**What you are asked to do**
All of the lines below are to be printed again exactly; images are excluded from the output.

— start of Recorded information —

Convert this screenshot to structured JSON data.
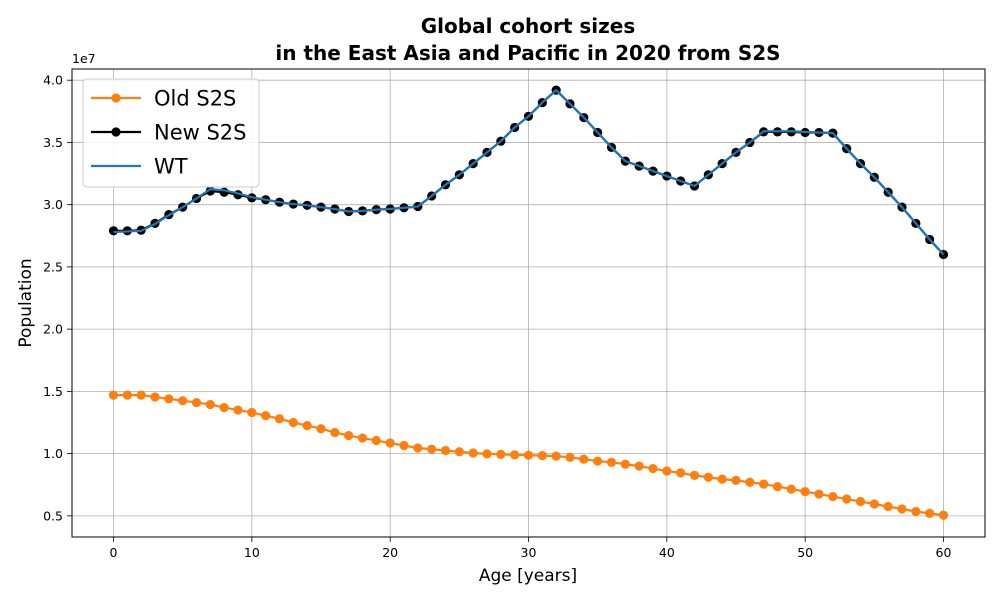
{
  "chart_data": {
    "type": "line",
    "title_lines": [
      "Global cohort sizes",
      "in the East Asia and Pacific in 2020 from S2S"
    ],
    "xlabel": "Age [years]",
    "ylabel": "Population",
    "offset_text": "1e7",
    "xlim": [
      -3,
      63
    ],
    "ylim": [
      3300000,
      40900000
    ],
    "x_ticks": [
      0,
      10,
      20,
      30,
      40,
      50,
      60
    ],
    "x_tick_labels": [
      "0",
      "10",
      "20",
      "30",
      "40",
      "50",
      "60"
    ],
    "y_ticks": [
      5000000,
      10000000,
      15000000,
      20000000,
      25000000,
      30000000,
      35000000,
      40000000
    ],
    "y_tick_labels": [
      "0.5",
      "1.0",
      "1.5",
      "2.0",
      "2.5",
      "3.0",
      "3.5",
      "4.0"
    ],
    "grid": true,
    "legend_position": "top-left",
    "x": [
      0,
      1,
      2,
      3,
      4,
      5,
      6,
      7,
      8,
      9,
      10,
      11,
      12,
      13,
      14,
      15,
      16,
      17,
      18,
      19,
      20,
      21,
      22,
      23,
      24,
      25,
      26,
      27,
      28,
      29,
      30,
      31,
      32,
      33,
      34,
      35,
      36,
      37,
      38,
      39,
      40,
      41,
      42,
      43,
      44,
      45,
      46,
      47,
      48,
      49,
      50,
      51,
      52,
      53,
      54,
      55,
      56,
      57,
      58,
      59,
      60
    ],
    "series": [
      {
        "name": "Old S2S",
        "color": "#ff7f0e",
        "marker": true,
        "values": [
          14700000,
          14700000,
          14700000,
          14550000,
          14400000,
          14250000,
          14100000,
          13950000,
          13700000,
          13500000,
          13300000,
          13050000,
          12800000,
          12500000,
          12250000,
          12000000,
          11700000,
          11450000,
          11250000,
          11050000,
          10850000,
          10650000,
          10450000,
          10350000,
          10250000,
          10150000,
          10050000,
          9980000,
          9940000,
          9900000,
          9870000,
          9840000,
          9800000,
          9700000,
          9550000,
          9400000,
          9300000,
          9150000,
          9000000,
          8800000,
          8600000,
          8450000,
          8250000,
          8100000,
          7950000,
          7850000,
          7700000,
          7550000,
          7350000,
          7150000,
          6950000,
          6750000,
          6550000,
          6350000,
          6150000,
          5950000,
          5750000,
          5550000,
          5350000,
          5200000,
          5050000
        ]
      },
      {
        "name": "New S2S",
        "color": "#000000",
        "marker": true,
        "values": [
          27900000,
          27900000,
          27950000,
          28500000,
          29200000,
          29800000,
          30500000,
          31100000,
          31000000,
          30800000,
          30550000,
          30400000,
          30200000,
          30050000,
          29950000,
          29800000,
          29650000,
          29450000,
          29500000,
          29600000,
          29650000,
          29750000,
          29850000,
          30700000,
          31600000,
          32400000,
          33300000,
          34200000,
          35100000,
          36200000,
          37100000,
          38200000,
          39200000,
          38100000,
          37000000,
          35800000,
          34600000,
          33500000,
          33100000,
          32700000,
          32300000,
          31900000,
          31500000,
          32400000,
          33300000,
          34200000,
          35000000,
          35850000,
          35850000,
          35850000,
          35800000,
          35800000,
          35750000,
          34500000,
          33300000,
          32200000,
          31000000,
          29800000,
          28500000,
          27200000,
          26000000
        ]
      },
      {
        "name": "WT",
        "color": "#1f77b4",
        "marker": false,
        "values": [
          27800000,
          27850000,
          27900000,
          28450000,
          29150000,
          29800000,
          30500000,
          31250000,
          31150000,
          30900000,
          30600000,
          30400000,
          30200000,
          30050000,
          29950000,
          29800000,
          29650000,
          29450000,
          29500000,
          29600000,
          29650000,
          29750000,
          29850000,
          30700000,
          31600000,
          32400000,
          33300000,
          34200000,
          35100000,
          36200000,
          37100000,
          38200000,
          39200000,
          38100000,
          37000000,
          35800000,
          34600000,
          33500000,
          33100000,
          32700000,
          32300000,
          31900000,
          31500000,
          32400000,
          33300000,
          34200000,
          35000000,
          35900000,
          35900000,
          35900000,
          35850000,
          35800000,
          35750000,
          34500000,
          33300000,
          32200000,
          31000000,
          29800000,
          28500000,
          27200000,
          26000000
        ]
      }
    ]
  }
}
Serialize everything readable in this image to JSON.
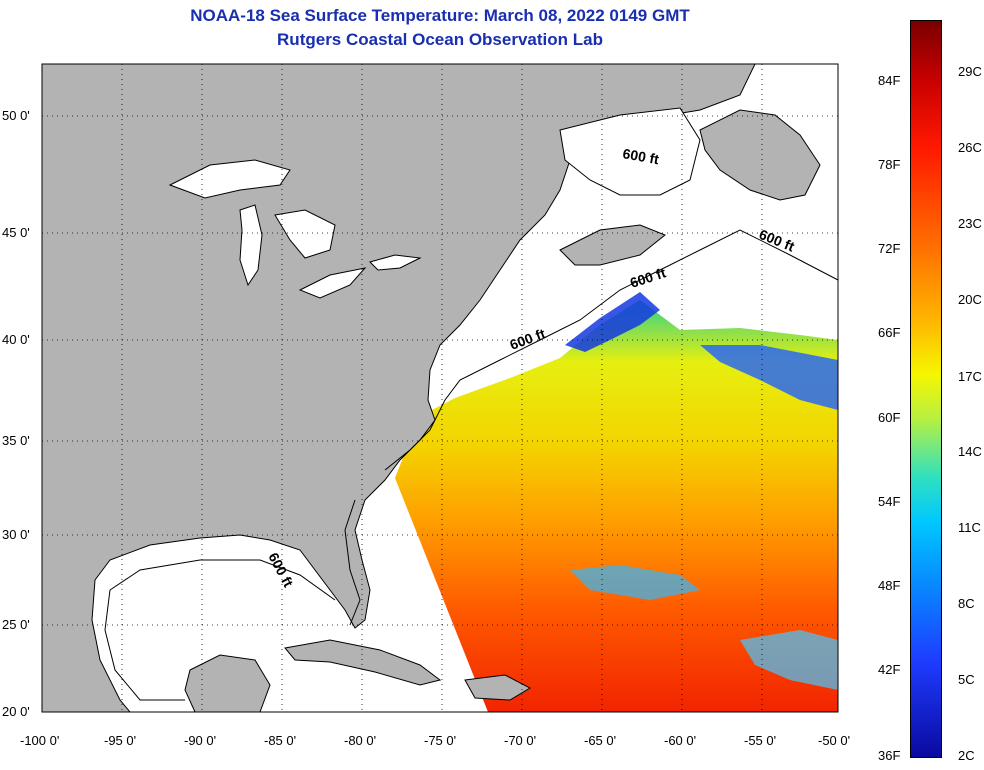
{
  "header": {
    "title": "NOAA-18 Sea Surface Temperature:  March 08, 2022 0149 GMT",
    "subtitle": "Rutgers Coastal Ocean Observation Lab"
  },
  "map": {
    "lon_labels": [
      "-100 0'",
      "-95 0'",
      "-90 0'",
      "-85 0'",
      "-80 0'",
      "-75 0'",
      "-70 0'",
      "-65 0'",
      "-60 0'",
      "-55 0'",
      "-50 0'"
    ],
    "lat_labels": [
      "50 0'",
      "45 0'",
      "40 0'",
      "35 0'",
      "30 0'",
      "25 0'",
      "20 0'"
    ],
    "contour_labels": [
      "600 ft",
      "600 ft",
      "600 ft",
      "600 ft",
      "600 ft"
    ],
    "colors": {
      "land": "#b3b3b3",
      "ocean_no_data": "#ffffff",
      "grid": "#000000"
    }
  },
  "colorbar": {
    "fahrenheit_labels": [
      "84F",
      "78F",
      "72F",
      "66F",
      "60F",
      "54F",
      "48F",
      "42F",
      "36F"
    ],
    "celsius_labels": [
      "29C",
      "26C",
      "23C",
      "20C",
      "17C",
      "14C",
      "11C",
      "8C",
      "5C",
      "2C"
    ]
  }
}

— end of Recorded information —

**Written answer**
Convert this screenshot to structured JSON data.
{
  "chart_data": {
    "type": "line",
    "title_lines": [
      "Global cohort sizes",
      "in the East Asia and Pacific in 2020 from S2S"
    ],
    "xlabel": "Age [years]",
    "ylabel": "Population",
    "offset_text": "1e7",
    "xlim": [
      -3,
      63
    ],
    "ylim": [
      3300000,
      40900000
    ],
    "x_ticks": [
      0,
      10,
      20,
      30,
      40,
      50,
      60
    ],
    "x_tick_labels": [
      "0",
      "10",
      "20",
      "30",
      "40",
      "50",
      "60"
    ],
    "y_ticks": [
      5000000,
      10000000,
      15000000,
      20000000,
      25000000,
      30000000,
      35000000,
      40000000
    ],
    "y_tick_labels": [
      "0.5",
      "1.0",
      "1.5",
      "2.0",
      "2.5",
      "3.0",
      "3.5",
      "4.0"
    ],
    "grid": true,
    "legend_position": "top-left",
    "x": [
      0,
      1,
      2,
      3,
      4,
      5,
      6,
      7,
      8,
      9,
      10,
      11,
      12,
      13,
      14,
      15,
      16,
      17,
      18,
      19,
      20,
      21,
      22,
      23,
      24,
      25,
      26,
      27,
      28,
      29,
      30,
      31,
      32,
      33,
      34,
      35,
      36,
      37,
      38,
      39,
      40,
      41,
      42,
      43,
      44,
      45,
      46,
      47,
      48,
      49,
      50,
      51,
      52,
      53,
      54,
      55,
      56,
      57,
      58,
      59,
      60
    ],
    "series": [
      {
        "name": "Old S2S",
        "color": "#ff7f0e",
        "marker": true,
        "values": [
          14700000,
          14700000,
          14700000,
          14550000,
          14400000,
          14250000,
          14100000,
          13950000,
          13700000,
          13500000,
          13300000,
          13050000,
          12800000,
          12500000,
          12250000,
          12000000,
          11700000,
          11450000,
          11250000,
          11050000,
          10850000,
          10650000,
          10450000,
          10350000,
          10250000,
          10150000,
          10050000,
          9980000,
          9940000,
          9900000,
          9870000,
          9840000,
          9800000,
          9700000,
          9550000,
          9400000,
          9300000,
          9150000,
          9000000,
          8800000,
          8600000,
          8450000,
          8250000,
          8100000,
          7950000,
          7850000,
          7700000,
          7550000,
          7350000,
          7150000,
          6950000,
          6750000,
          6550000,
          6350000,
          6150000,
          5950000,
          5750000,
          5550000,
          5350000,
          5200000,
          5050000
        ]
      },
      {
        "name": "New S2S",
        "color": "#000000",
        "marker": true,
        "values": [
          27900000,
          27900000,
          27950000,
          28500000,
          29200000,
          29800000,
          30500000,
          31100000,
          31000000,
          30800000,
          30550000,
          30400000,
          30200000,
          30050000,
          29950000,
          29800000,
          29650000,
          29450000,
          29500000,
          29600000,
          29650000,
          29750000,
          29850000,
          30700000,
          31600000,
          32400000,
          33300000,
          34200000,
          35100000,
          36200000,
          37100000,
          38200000,
          39200000,
          38100000,
          37000000,
          35800000,
          34600000,
          33500000,
          33100000,
          32700000,
          32300000,
          31900000,
          31500000,
          32400000,
          33300000,
          34200000,
          35000000,
          35850000,
          35850000,
          35850000,
          35800000,
          35800000,
          35750000,
          34500000,
          33300000,
          32200000,
          31000000,
          29800000,
          28500000,
          27200000,
          26000000
        ]
      },
      {
        "name": "WT",
        "color": "#1f77b4",
        "marker": false,
        "values": [
          27800000,
          27850000,
          27900000,
          28450000,
          29150000,
          29800000,
          30500000,
          31250000,
          31150000,
          30900000,
          30600000,
          30400000,
          30200000,
          30050000,
          29950000,
          29800000,
          29650000,
          29450000,
          29500000,
          29600000,
          29650000,
          29750000,
          29850000,
          30700000,
          31600000,
          32400000,
          33300000,
          34200000,
          35100000,
          36200000,
          37100000,
          38200000,
          39200000,
          38100000,
          37000000,
          35800000,
          34600000,
          33500000,
          33100000,
          32700000,
          32300000,
          31900000,
          31500000,
          32400000,
          33300000,
          34200000,
          35000000,
          35900000,
          35900000,
          35900000,
          35850000,
          35800000,
          35750000,
          34500000,
          33300000,
          32200000,
          31000000,
          29800000,
          28500000,
          27200000,
          26000000
        ]
      }
    ]
  }
}
Serialize everything readable in this image to JSON.
{
  "header": {
    "title": "NOAA-18 Sea Surface Temperature:  March 08, 2022 0149 GMT",
    "subtitle": "Rutgers Coastal Ocean Observation Lab"
  },
  "map": {
    "lon_labels": [
      "-100 0'",
      "-95 0'",
      "-90 0'",
      "-85 0'",
      "-80 0'",
      "-75 0'",
      "-70 0'",
      "-65 0'",
      "-60 0'",
      "-55 0'",
      "-50 0'"
    ],
    "lat_labels": [
      "50 0'",
      "45 0'",
      "40 0'",
      "35 0'",
      "30 0'",
      "25 0'",
      "20 0'"
    ],
    "contour_labels": [
      "600 ft",
      "600 ft",
      "600 ft",
      "600 ft",
      "600 ft"
    ],
    "colors": {
      "land": "#b3b3b3",
      "ocean_no_data": "#ffffff",
      "grid": "#000000"
    }
  },
  "colorbar": {
    "fahrenheit_labels": [
      "84F",
      "78F",
      "72F",
      "66F",
      "60F",
      "54F",
      "48F",
      "42F",
      "36F"
    ],
    "celsius_labels": [
      "29C",
      "26C",
      "23C",
      "20C",
      "17C",
      "14C",
      "11C",
      "8C",
      "5C",
      "2C"
    ]
  }
}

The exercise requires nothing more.